WORK TO COMPLETE: An exact copy of every record is needed.

DATA FOR PROCESSING:
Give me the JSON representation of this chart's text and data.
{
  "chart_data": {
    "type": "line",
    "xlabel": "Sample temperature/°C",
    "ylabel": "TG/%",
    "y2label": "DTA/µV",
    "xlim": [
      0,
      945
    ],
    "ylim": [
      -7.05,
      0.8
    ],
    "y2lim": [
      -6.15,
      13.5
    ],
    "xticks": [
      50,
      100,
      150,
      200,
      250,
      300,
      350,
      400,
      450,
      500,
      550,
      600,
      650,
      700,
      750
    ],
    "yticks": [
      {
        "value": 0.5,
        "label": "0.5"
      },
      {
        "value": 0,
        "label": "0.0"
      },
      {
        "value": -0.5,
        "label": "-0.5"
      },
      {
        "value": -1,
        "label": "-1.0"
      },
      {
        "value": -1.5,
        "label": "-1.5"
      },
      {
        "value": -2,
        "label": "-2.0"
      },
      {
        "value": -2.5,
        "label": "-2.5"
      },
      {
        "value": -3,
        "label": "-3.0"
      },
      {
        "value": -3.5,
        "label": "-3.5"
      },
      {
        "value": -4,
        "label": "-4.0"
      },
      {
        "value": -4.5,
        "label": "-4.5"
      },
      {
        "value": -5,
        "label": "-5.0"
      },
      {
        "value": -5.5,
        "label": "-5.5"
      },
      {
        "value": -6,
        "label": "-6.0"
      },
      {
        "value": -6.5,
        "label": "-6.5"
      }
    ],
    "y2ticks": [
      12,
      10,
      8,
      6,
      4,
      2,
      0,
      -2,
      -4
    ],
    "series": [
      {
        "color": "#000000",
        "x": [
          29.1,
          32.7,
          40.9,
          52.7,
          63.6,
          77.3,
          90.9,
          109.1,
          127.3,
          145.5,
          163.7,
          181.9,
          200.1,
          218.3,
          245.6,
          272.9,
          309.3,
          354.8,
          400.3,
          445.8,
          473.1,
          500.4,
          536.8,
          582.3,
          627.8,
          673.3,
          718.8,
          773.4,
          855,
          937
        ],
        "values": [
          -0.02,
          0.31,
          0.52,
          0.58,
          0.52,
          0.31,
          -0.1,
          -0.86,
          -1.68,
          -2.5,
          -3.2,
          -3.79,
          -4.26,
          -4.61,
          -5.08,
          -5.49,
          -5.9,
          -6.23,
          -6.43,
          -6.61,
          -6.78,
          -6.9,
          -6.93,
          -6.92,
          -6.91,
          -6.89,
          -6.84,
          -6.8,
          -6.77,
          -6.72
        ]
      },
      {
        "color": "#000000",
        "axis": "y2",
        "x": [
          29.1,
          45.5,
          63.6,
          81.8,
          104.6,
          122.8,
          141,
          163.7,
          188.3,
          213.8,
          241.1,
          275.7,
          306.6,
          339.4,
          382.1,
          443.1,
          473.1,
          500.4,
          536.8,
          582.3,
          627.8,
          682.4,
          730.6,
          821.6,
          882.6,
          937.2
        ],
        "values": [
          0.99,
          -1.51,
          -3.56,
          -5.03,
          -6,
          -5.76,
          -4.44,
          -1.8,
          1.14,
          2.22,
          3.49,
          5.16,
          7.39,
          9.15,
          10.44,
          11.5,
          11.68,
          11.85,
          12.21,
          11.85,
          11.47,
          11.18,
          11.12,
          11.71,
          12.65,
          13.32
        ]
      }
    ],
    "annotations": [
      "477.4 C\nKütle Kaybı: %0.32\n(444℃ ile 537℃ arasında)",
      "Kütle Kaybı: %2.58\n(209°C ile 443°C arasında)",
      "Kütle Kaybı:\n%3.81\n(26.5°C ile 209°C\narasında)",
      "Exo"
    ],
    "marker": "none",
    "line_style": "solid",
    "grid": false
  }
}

IN RESPONSE:
Give me the JSON representation of this chart's text and data.
{
  "chart_data": {
    "type": "line",
    "xlabel": "Sample temperature/°C",
    "ylabel": "TG/%",
    "y2label": "DTA/µV",
    "xlim": [
      0,
      945
    ],
    "ylim": [
      -7.05,
      0.8
    ],
    "y2lim": [
      -6.15,
      13.5
    ],
    "xticks": [
      50,
      100,
      150,
      200,
      250,
      300,
      350,
      400,
      450,
      500,
      550,
      600,
      650,
      700,
      750
    ],
    "yticks": [
      {
        "value": 0.5,
        "label": "0.5"
      },
      {
        "value": 0,
        "label": "0.0"
      },
      {
        "value": -0.5,
        "label": "-0.5"
      },
      {
        "value": -1,
        "label": "-1.0"
      },
      {
        "value": -1.5,
        "label": "-1.5"
      },
      {
        "value": -2,
        "label": "-2.0"
      },
      {
        "value": -2.5,
        "label": "-2.5"
      },
      {
        "value": -3,
        "label": "-3.0"
      },
      {
        "value": -3.5,
        "label": "-3.5"
      },
      {
        "value": -4,
        "label": "-4.0"
      },
      {
        "value": -4.5,
        "label": "-4.5"
      },
      {
        "value": -5,
        "label": "-5.0"
      },
      {
        "value": -5.5,
        "label": "-5.5"
      },
      {
        "value": -6,
        "label": "-6.0"
      },
      {
        "value": -6.5,
        "label": "-6.5"
      }
    ],
    "y2ticks": [
      12,
      10,
      8,
      6,
      4,
      2,
      0,
      -2,
      -4
    ],
    "series": [
      {
        "color": "#000000",
        "x": [
          29.1,
          32.7,
          40.9,
          52.7,
          63.6,
          77.3,
          90.9,
          109.1,
          127.3,
          145.5,
          163.7,
          181.9,
          200.1,
          218.3,
          245.6,
          272.9,
          309.3,
          354.8,
          400.3,
          445.8,
          473.1,
          500.4,
          536.8,
          582.3,
          627.8,
          673.3,
          718.8,
          773.4,
          855,
          937
        ],
        "values": [
          -0.02,
          0.31,
          0.52,
          0.58,
          0.52,
          0.31,
          -0.1,
          -0.86,
          -1.68,
          -2.5,
          -3.2,
          -3.79,
          -4.26,
          -4.61,
          -5.08,
          -5.49,
          -5.9,
          -6.23,
          -6.43,
          -6.61,
          -6.78,
          -6.9,
          -6.93,
          -6.92,
          -6.91,
          -6.89,
          -6.84,
          -6.8,
          -6.77,
          -6.72
        ]
      },
      {
        "color": "#000000",
        "axis": "y2",
        "x": [
          29.1,
          45.5,
          63.6,
          81.8,
          104.6,
          122.8,
          141,
          163.7,
          188.3,
          213.8,
          241.1,
          275.7,
          306.6,
          339.4,
          382.1,
          443.1,
          473.1,
          500.4,
          536.8,
          582.3,
          627.8,
          682.4,
          730.6,
          821.6,
          882.6,
          937.2
        ],
        "values": [
          0.99,
          -1.51,
          -3.56,
          -5.03,
          -6,
          -5.76,
          -4.44,
          -1.8,
          1.14,
          2.22,
          3.49,
          5.16,
          7.39,
          9.15,
          10.44,
          11.5,
          11.68,
          11.85,
          12.21,
          11.85,
          11.47,
          11.18,
          11.12,
          11.71,
          12.65,
          13.32
        ]
      }
    ],
    "annotations": [
      "477.4 C\nKütle Kaybı: %0.32\n(444℃ ile 537℃ arasında)",
      "Kütle Kaybı: %2.58\n(209°C ile 443°C arasında)",
      "Kütle Kaybı:\n%3.81\n(26.5°C ile 209°C\narasında)",
      "Exo"
    ],
    "marker": "none",
    "line_style": "solid",
    "grid": false
  }
}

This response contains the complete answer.